(Stored data)
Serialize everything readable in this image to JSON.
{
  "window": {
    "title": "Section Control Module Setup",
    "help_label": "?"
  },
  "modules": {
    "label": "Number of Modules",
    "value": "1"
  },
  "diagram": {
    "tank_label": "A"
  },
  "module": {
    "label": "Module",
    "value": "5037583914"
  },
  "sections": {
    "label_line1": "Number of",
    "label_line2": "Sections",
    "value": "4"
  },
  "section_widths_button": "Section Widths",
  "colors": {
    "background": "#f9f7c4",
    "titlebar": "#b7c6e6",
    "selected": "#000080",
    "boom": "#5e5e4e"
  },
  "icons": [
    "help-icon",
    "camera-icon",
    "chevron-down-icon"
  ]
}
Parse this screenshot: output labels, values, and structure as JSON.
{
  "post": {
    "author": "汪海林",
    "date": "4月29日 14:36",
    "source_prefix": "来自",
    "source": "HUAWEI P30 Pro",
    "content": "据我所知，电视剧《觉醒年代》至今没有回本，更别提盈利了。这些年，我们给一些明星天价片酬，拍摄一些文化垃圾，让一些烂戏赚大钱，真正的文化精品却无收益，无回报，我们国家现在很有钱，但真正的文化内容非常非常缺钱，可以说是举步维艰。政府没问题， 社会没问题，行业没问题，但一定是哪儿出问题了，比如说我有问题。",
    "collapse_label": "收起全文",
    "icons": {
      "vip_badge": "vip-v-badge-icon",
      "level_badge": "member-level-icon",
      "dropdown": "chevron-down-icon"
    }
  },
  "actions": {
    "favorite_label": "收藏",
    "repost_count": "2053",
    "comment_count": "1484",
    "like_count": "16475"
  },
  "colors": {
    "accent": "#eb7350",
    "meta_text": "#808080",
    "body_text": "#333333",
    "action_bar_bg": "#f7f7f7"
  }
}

## WHAT IS NEEDED
Transcribe the entire listing above precisely.

## OUTPUT OF THE TASK
Serialize everything readable in this image to JSON.
{
  "window": {
    "title": "Section Control Module Setup",
    "help_label": "?"
  },
  "modules": {
    "label": "Number of Modules",
    "value": "1"
  },
  "diagram": {
    "tank_label": "A"
  },
  "module": {
    "label": "Module",
    "value": "5037583914"
  },
  "sections": {
    "label_line1": "Number of",
    "label_line2": "Sections",
    "value": "4"
  },
  "section_widths_button": "Section Widths",
  "colors": {
    "background": "#f9f7c4",
    "titlebar": "#b7c6e6",
    "selected": "#000080",
    "boom": "#5e5e4e"
  },
  "icons": [
    "help-icon",
    "camera-icon",
    "chevron-down-icon"
  ]
}
Parse this screenshot: output labels, values, and structure as JSON.
{
  "post": {
    "author": "汪海林",
    "date": "4月29日 14:36",
    "source_prefix": "来自",
    "source": "HUAWEI P30 Pro",
    "content": "据我所知，电视剧《觉醒年代》至今没有回本，更别提盈利了。这些年，我们给一些明星天价片酬，拍摄一些文化垃圾，让一些烂戏赚大钱，真正的文化精品却无收益，无回报，我们国家现在很有钱，但真正的文化内容非常非常缺钱，可以说是举步维艰。政府没问题， 社会没问题，行业没问题，但一定是哪儿出问题了，比如说我有问题。",
    "collapse_label": "收起全文",
    "icons": {
      "vip_badge": "vip-v-badge-icon",
      "level_badge": "member-level-icon",
      "dropdown": "chevron-down-icon"
    }
  },
  "actions": {
    "favorite_label": "收藏",
    "repost_count": "2053",
    "comment_count": "1484",
    "like_count": "16475"
  },
  "colors": {
    "accent": "#eb7350",
    "meta_text": "#808080",
    "body_text": "#333333",
    "action_bar_bg": "#f7f7f7"
  }
}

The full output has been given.